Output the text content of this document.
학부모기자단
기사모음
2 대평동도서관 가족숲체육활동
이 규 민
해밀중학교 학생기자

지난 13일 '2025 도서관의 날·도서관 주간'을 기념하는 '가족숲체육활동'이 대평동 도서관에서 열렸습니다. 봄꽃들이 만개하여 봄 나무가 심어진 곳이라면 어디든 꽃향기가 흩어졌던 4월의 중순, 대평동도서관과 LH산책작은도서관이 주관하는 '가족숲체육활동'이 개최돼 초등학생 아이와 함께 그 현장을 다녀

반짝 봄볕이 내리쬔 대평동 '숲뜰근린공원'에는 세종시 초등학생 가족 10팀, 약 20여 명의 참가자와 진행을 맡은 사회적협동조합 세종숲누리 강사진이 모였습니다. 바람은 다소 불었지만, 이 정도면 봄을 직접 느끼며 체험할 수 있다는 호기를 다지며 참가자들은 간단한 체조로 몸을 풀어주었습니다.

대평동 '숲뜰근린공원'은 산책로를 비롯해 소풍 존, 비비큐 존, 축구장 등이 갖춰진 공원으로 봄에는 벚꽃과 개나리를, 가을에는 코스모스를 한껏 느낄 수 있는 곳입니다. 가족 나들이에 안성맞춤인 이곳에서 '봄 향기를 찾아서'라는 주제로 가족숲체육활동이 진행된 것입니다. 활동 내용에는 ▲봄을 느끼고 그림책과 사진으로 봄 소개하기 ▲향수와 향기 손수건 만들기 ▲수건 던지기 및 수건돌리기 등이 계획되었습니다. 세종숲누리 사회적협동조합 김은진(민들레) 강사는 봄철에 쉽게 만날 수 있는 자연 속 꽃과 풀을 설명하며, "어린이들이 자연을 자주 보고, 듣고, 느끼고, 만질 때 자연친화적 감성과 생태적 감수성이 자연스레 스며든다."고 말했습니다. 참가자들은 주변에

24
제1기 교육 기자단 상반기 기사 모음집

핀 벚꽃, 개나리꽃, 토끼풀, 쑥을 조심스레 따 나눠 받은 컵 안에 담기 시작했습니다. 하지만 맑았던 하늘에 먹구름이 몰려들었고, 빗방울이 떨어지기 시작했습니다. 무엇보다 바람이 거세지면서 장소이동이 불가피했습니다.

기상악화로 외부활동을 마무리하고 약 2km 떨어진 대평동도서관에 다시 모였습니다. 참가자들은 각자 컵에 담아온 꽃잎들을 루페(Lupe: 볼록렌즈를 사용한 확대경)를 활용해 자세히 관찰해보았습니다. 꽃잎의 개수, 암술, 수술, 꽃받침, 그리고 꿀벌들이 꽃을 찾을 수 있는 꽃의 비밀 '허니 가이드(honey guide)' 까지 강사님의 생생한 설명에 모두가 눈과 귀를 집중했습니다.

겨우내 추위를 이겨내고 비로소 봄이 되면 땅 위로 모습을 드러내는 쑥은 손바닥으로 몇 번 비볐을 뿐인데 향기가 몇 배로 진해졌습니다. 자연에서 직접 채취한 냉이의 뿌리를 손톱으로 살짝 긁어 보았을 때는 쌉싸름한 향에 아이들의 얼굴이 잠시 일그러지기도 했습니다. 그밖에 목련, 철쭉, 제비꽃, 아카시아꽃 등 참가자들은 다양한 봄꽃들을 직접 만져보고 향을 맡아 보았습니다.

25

▶ Task goal:
Transcribe every line of the data, exactly as it stands.

▶ Result:
Output the text content of this document.
학부모기자단
기사모음
2 대평동도서관 가족숲체육활동
이 규 민
해밀중학교 학생기자

지난 13일 '2025 도서관의 날·도서관 주간'을 기념하는 '가족숲체육활동'이 대평동 도서관에서 열렸습니다. 봄꽃들이 만개하여 봄 나무가 심어진 곳이라면 어디든 꽃향기가 흩어졌던 4월의 중순, 대평동도서관과 LH산책작은도서관이 주관하는 '가족숲체육활동'이 개최돼 초등학생 아이와 함께 그 현장을 다녀

반짝 봄볕이 내리쬔 대평동 '숲뜰근린공원'에는 세종시 초등학생 가족 10팀, 약 20여 명의 참가자와 진행을 맡은 사회적협동조합 세종숲누리 강사진이 모였습니다. 바람은 다소 불었지만, 이 정도면 봄을 직접 느끼며 체험할 수 있다는 호기를 다지며 참가자들은 간단한 체조로 몸을 풀어주었습니다.

대평동 '숲뜰근린공원'은 산책로를 비롯해 소풍 존, 비비큐 존, 축구장 등이 갖춰진 공원으로 봄에는 벚꽃과 개나리를, 가을에는 코스모스를 한껏 느낄 수 있는 곳입니다. 가족 나들이에 안성맞춤인 이곳에서 '봄 향기를 찾아서'라는 주제로 가족숲체육활동이 진행된 것입니다. 활동 내용에는 ▲봄을 느끼고 그림책과 사진으로 봄 소개하기 ▲향수와 향기 손수건 만들기 ▲수건 던지기 및 수건돌리기 등이 계획되었습니다. 세종숲누리 사회적협동조합 김은진(민들레) 강사는 봄철에 쉽게 만날 수 있는 자연 속 꽃과 풀을 설명하며, "어린이들이 자연을 자주 보고, 듣고, 느끼고, 만질 때 자연친화적 감성과 생태적 감수성이 자연스레 스며든다."고 말했습니다. 참가자들은 주변에

24
제1기 교육 기자단 상반기 기사 모음집

핀 벚꽃, 개나리꽃, 토끼풀, 쑥을 조심스레 따 나눠 받은 컵 안에 담기 시작했습니다. 하지만 맑았던 하늘에 먹구름이 몰려들었고, 빗방울이 떨어지기 시작했습니다. 무엇보다 바람이 거세지면서 장소이동이 불가피했습니다.

기상악화로 외부활동을 마무리하고 약 2km 떨어진 대평동도서관에 다시 모였습니다. 참가자들은 각자 컵에 담아온 꽃잎들을 루페(Lupe: 볼록렌즈를 사용한 확대경)를 활용해 자세히 관찰해보았습니다. 꽃잎의 개수, 암술, 수술, 꽃받침, 그리고 꿀벌들이 꽃을 찾을 수 있는 꽃의 비밀 '허니 가이드(honey guide)' 까지 강사님의 생생한 설명에 모두가 눈과 귀를 집중했습니다.

겨우내 추위를 이겨내고 비로소 봄이 되면 땅 위로 모습을 드러내는 쑥은 손바닥으로 몇 번 비볐을 뿐인데 향기가 몇 배로 진해졌습니다. 자연에서 직접 채취한 냉이의 뿌리를 손톱으로 살짝 긁어 보았을 때는 쌉싸름한 향에 아이들의 얼굴이 잠시 일그러지기도 했습니다. 그밖에 목련, 철쭉, 제비꽃, 아카시아꽃 등 참가자들은 다양한 봄꽃들을 직접 만져보고 향을 맡아 보았습니다.

25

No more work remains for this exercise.